### What is required
Search the material for "Josaphat" and show all lines that contain it.

### Records
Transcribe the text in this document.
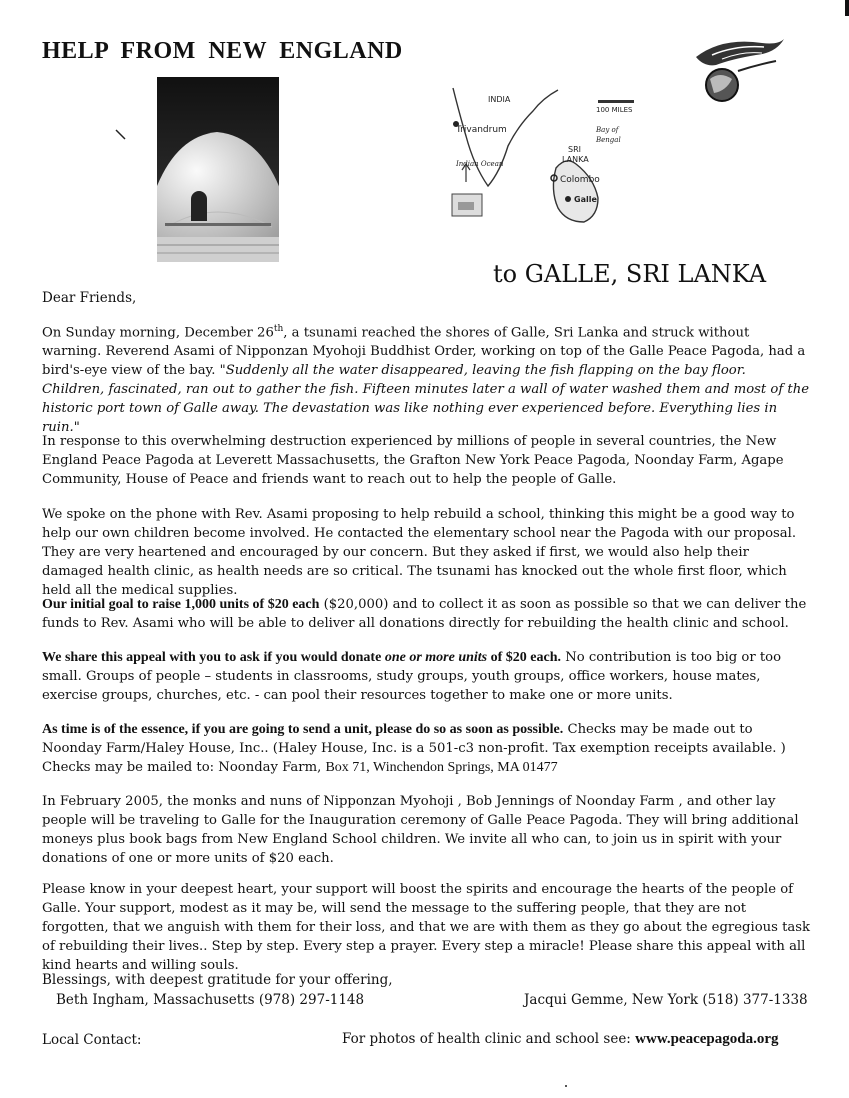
HELP FROM NEW ENGLAND
INDIA
100 MILES
Trivandrum	Bay of
Bengal
SRI
LANKA
Indian Ocean
Colombo
Galle
to GALLE, SRI LANKA
Dear Friends,

On Sunday morning, December 26th, a tsunami reached the shores of Galle, Sri Lanka and struck without warning. Reverend Asami of Nipponzan Myohoji Buddhist Order, working on top of the Galle Peace Pagoda, had a bird's-eye view of the bay. "Suddenly all the water disappeared, leaving the fish flapping on the bay floor. Children, fascinated, ran out to gather the fish. Fifteen minutes later a wall of water washed them and most of the historic port town of Galle away. The devastation was like nothing ever experienced before. Everything lies in ruin."

In response to this overwhelming destruction experienced by millions of people in several countries, the New England Peace Pagoda at Leverett Massachusetts, the Grafton New York Peace Pagoda, Noonday Farm, Agape Community, House of Peace and friends want to reach out to help the people of Galle.

We spoke on the phone with Rev. Asami proposing to help rebuild a school, thinking this might be a good way to help our own children become involved. He contacted the elementary school near the Pagoda with our proposal. They are very heartened and encouraged by our concern. But they asked if first, we would also help their damaged health clinic, as health needs are so critical. The tsunami has knocked out the whole first floor, which held all the medical supplies.

Our initial goal to raise 1,000 units of $20 each ($20,000) and to collect it as soon as possible so that we can deliver the funds to Rev. Asami who will be able to deliver all donations directly for rebuilding the health clinic and school.

We share this appeal with you to ask if you would donate one or more units of $20 each. No contribution is too big or too small. Groups of people – students in classrooms, study groups, youth groups, office workers, house mates, exercise groups, churches, etc. - can pool their resources together to make one or more units.

As time is of the essence, if you are going to send a unit, please do so as soon as possible. Checks may be made out to Noonday Farm/Haley House, Inc.. (Haley House, Inc. is a 501-c3 non-profit. Tax exemption receipts available. )

Checks may be mailed to: Noonday Farm, Box 71, Winchendon Springs, MA 01477

In February 2005, the monks and nuns of Nipponzan Myohoji , Bob Jennings of Noonday Farm , and other lay people will be traveling to Galle for the Inauguration ceremony of Galle Peace Pagoda. They will bring additional moneys plus book bags from New England School children. We invite all who can, to join us in spirit with your donations of one or more units of $20 each.

Please know in your deepest heart, your support will boost the spirits and encourage the hearts of the people of Galle. Your support, modest as it may be, will send the message to the suffering people, that they are not forgotten, that we anguish with them for their loss, and that we are with them as they go about the egregious task of rebuilding their lives.. Step by step. Every step a prayer. Every step a miracle! Please share this appeal with all kind hearts and willing souls.

Blessings, with deepest gratitude for your offering,
Beth Ingham, Massachusetts (978) 297-1148	Jacqui Gemme, New York (518) 377-1338
Local Contact:	For photos of health clinic and school see: www.peacepagoda.org
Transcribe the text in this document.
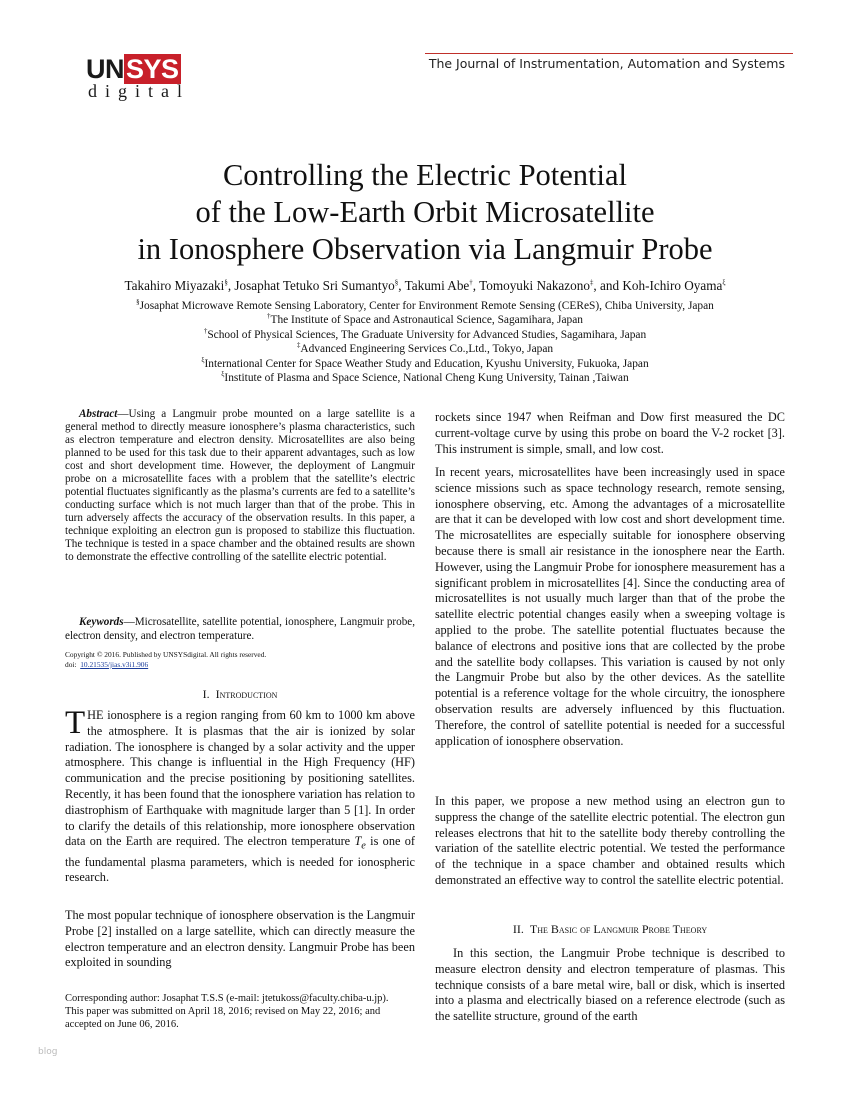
UNSYS
digital
The Journal of Instrumentation, Automation and Systems
Controlling the Electric Potential
of the Low-Earth Orbit Microsatellite
in Ionosphere Observation via Langmuir Probe
Takahiro Miyazaki§, Josaphat Tetuko Sri Sumantyo§, Takumi Abe†, Tomoyuki Nakazono‡, and Koh-Ichiro Oyama$^\xi$
§Josaphat Microwave Remote Sensing Laboratory, Center for Environment Remote Sensing (CEReS), Chiba University, Japan
†The Institute of Space and Astronautical Science, Sagamihara, Japan
†School of Physical Sciences, The Graduate University for Advanced Studies, Sagamihara, Japan
‡Advanced Engineering Services Co.,Ltd., Tokyo, Japan
$^\xi$International Center for Space Weather Study and Education, Kyushu University, Fukuoka, Japan
$^\xi$Institute of Plasma and Space Science, National Cheng Kung University, Tainan ,Taiwan
Abstract—Using a Langmuir probe mounted on a large satellite is a general method to directly measure ionosphere’s plasma characteristics, such as electron temperature and electron density. Microsatellites are also being planned to be used for this task due to their apparent advantages, such as low cost and short development time. However, the deployment of Langmuir probe on a microsatellite faces with a problem that the satellite’s electric potential fluctuates significantly as the plasma’s currents are fed to a satellite’s conducting surface which is not much larger than that of the probe. This in turn adversely affects the accuracy of the observation results. In this paper, a technique exploiting an electron gun is proposed to stabilize this fluctuation. The technique is tested in a space chamber and the obtained results are shown to demonstrate the effective controlling of the satellite electric potential.
Keywords—Microsatellite, satellite potential, ionosphere, Langmuir probe, electron density, and electron temperature.
Copyright © 2016. Published by UNSYSdigital. All rights reserved.
doi: 10.21535/jias.v3i1.906
I. Introduction
THE ionosphere is a region ranging from 60 km to 1000 km above the atmosphere. It is plasmas that the air is ionized by solar radiation. The ionosphere is changed by a solar activity and the upper atmosphere. This change is influential in the High Frequency (HF) communication and the precise positioning by positioning satellites. Recently, it has been found that the ionosphere variation has relation to diastrophism of Earthquake with magnitude larger than 5 [1]. In order to clarify the details of this relationship, more ionosphere observation data on the Earth are required. The electron temperature $T_e$ is one of the fundamental plasma parameters, which is needed for ionospheric research.
The most popular technique of ionosphere observation is the Langmuir Probe [2] installed on a large satellite, which can directly measure the electron temperature and an electron density. Langmuir Probe has been exploited in sounding
Corresponding author: Josaphat T.S.S (e-mail: jtetukoss@faculty.chiba-u.jp).
This paper was submitted on April 18, 2016; revised on May 22, 2016; and accepted on June 06, 2016.
rockets since 1947 when Reifman and Dow first measured the DC current-voltage curve by using this probe on board the V-2 rocket [3]. This instrument is simple, small, and low cost.
In recent years, microsatellites have been increasingly used in space science missions such as space technology research, remote sensing, ionosphere observing, etc. Among the advantages of a microsatellite are that it can be developed with low cost and short development time. The microsatellites are especially suitable for ionosphere observing because there is small air resistance in the ionosphere near the Earth. However, using the Langmuir Probe for ionosphere measurement has a significant problem in microsatellites [4]. Since the conducting area of microsatellites is not usually much larger than that of the probe the satellite electric potential changes easily when a sweeping voltage is applied to the probe. The satellite potential fluctuates because the balance of electrons and positive ions that are collected by the probe and the satellite body collapses. This variation is caused by not only the Langmuir Probe but also by the other devices. As the satellite potential is a reference voltage for the whole circuitry, the ionosphere observation results are adversely influenced by this fluctuation. Therefore, the control of satellite potential is needed for a successful application of ionosphere observation.
In this paper, we propose a new method using an electron gun to suppress the change of the satellite electric potential. The electron gun releases electrons that hit to the satellite body thereby controlling the variation of the satellite electric potential. We tested the performance of the technique in a space chamber and obtained results which demonstrated an effective way to control the satellite electric potential.
II. The Basic of Langmuir Probe Theory
In this section, the Langmuir Probe technique is described to measure electron density and electron temperature of plasmas. This technique consists of a bare metal wire, ball or disk, which is inserted into a plasma and electrically biased on a reference electrode (such as the satellite structure, ground of the earth
blog
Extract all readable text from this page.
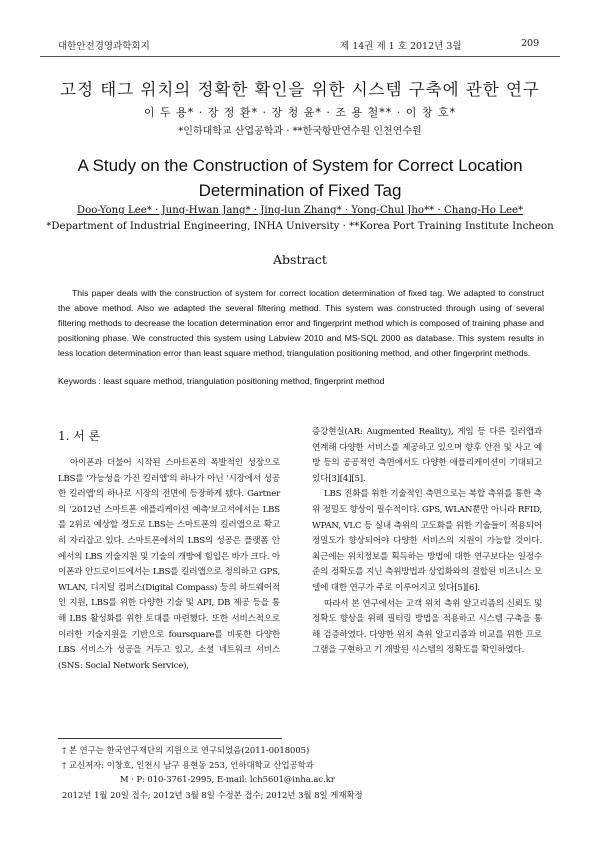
대한안전경영과학회지	제 14권 제 1 호 2012년 3월	209
고정 태그 위치의 정확한 확인을 위한 시스템 구축에 관한 연구
이 두 용* · 장 정 환* · 장 청 윤* · 조 용 철** · 이 창 호*
*인하대학교 산업공학과 · **한국항만연수원 인천연수원
A Study on the Construction of System for Correct Location
Determination of Fixed Tag
Doo-Yong Lee* · Jung-Hwan Jang* · Jing-lun Zhang* · Yong-Chul Jho** · Chang-Ho Lee*
*Department of Industrial Engineering, INHA University · **Korea Port Training Institute Incheon
Abstract
This paper deals with the construction of system for correct location determination of fixed tag. We adapted to construct the above method. Also we adapted the several filtering method. This system was constructed through using of several filtering methods to decrease the location determination error and fingerprint method which is composed of training phase and positioning phase. We constructed this system using Labview 2010 and MS-SQL 2000 as database. This system results in less location determination error than least square method, triangulation positioning method, and other fingerprint methods.
Keywords : least square method, triangulation positioning method, fingerprint method
1. 서 론

아이폰과 더불어 시작된 스마트폰의 폭발적인 성장으로 LBS를 '가능성을 가진 킬러앱'의 하나가 아닌 '시장에서 성공한 킬러앱'의 하나로 시장의 전면에 등장하게 됐다. Gartner의 '2012년 스마트폰 애플리케이션 예측'보고서에서는 LBS를 2위로 예상할 정도로 LBS는 스마트폰의 킬러앱으로 확고히 자리잡고 있다. 스마트폰에서의 LBS의 성공은 플랫폼 안에서의 LBS 기술지원 및 기술의 개방에 힘입은 바가 크다. 아이폰과 안드로이드에서는 LBS를 킬러앱으로 정의하고 GPS, WLAN, 디지털 컴퍼스(Digital Compass) 등의 하드웨어적인 지원, LBS를 위한 다양한 기술 및 API, DB 제공 등을 통해 LBS 활성화를 위한 토대를 마련했다. 또한 서비스적으로 이러한 기술지원을 기반으로 foursquare를 비롯한 다양한 LBS 서비스가 성공을 거두고 있고, 소셜 네트워크 서비스(SNS: Social Network Service),

증강현실(AR: Augmented Reality), 게임 등 다른 킬러앱과 연계해 다양한 서비스를 제공하고 있으며 향후 안전 및 사고 예방 등의 공공적인 측면에서도 다양한 애플리케이션이 기대되고 있다[3][4][5].

LBS 진화를 위한 기술적인 측면으로는 복합 측위를 통한 측위 정밀도 향상이 필수적이다. GPS, WLAN뿐만 아니라 RFID, WPAN, VLC 등 실내 측위의 고도화를 위한 기술들이 적용되어 정밀도가 향상되어야 다양한 서비스의 지원이 가능할 것이다. 최근에는 위치정보를 획득하는 방법에 대한 연구보다는 일정수준의 정확도를 지닌 측위방법과 상업화와의 결합된 비즈니스 모델에 대한 연구가 주로 이루어지고 있다[5][6].

따라서 본 연구에서는 고객 위치 측위 알고리즘의 신뢰도 및 정확도 향상을 위해 필터링 방법을 적용하고 시스템 구축을 통해 검증하였다. 다양한 위치 측위 알고리즘과 비교를 위한 프로그램을 구현하고 기 개발된 시스템의 정확도를 확인하였다.

† 본 연구는 한국연구재단의 지원으로 연구되었음(2011-0018005)
† 교신저자: 이창호, 인천시 남구 용현동 253, 인하대학교 산업공학과
M · P: 010-3761-2995, E-mail: lch5601@inha.ac.kr
2012년 1월 20일 접수; 2012년 3월 8일 수정본 접수; 2012년 3월 8일 게재확정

### Solved exercise
Takahiro Miyazaki§, Josaphat Tetuko Sri Sumantyo§, Takumi Abe†, Tomoyuki Nakazono‡, and Koh-Ichiro Oyama$^\xi$
§Josaphat Microwave Remote Sensing Laboratory, Center for Environment Remote Sensing (CEReS), Chiba University, Japan
Corresponding author: Josaphat T.S.S (e-mail: jtetukoss@faculty.chiba-u.jp).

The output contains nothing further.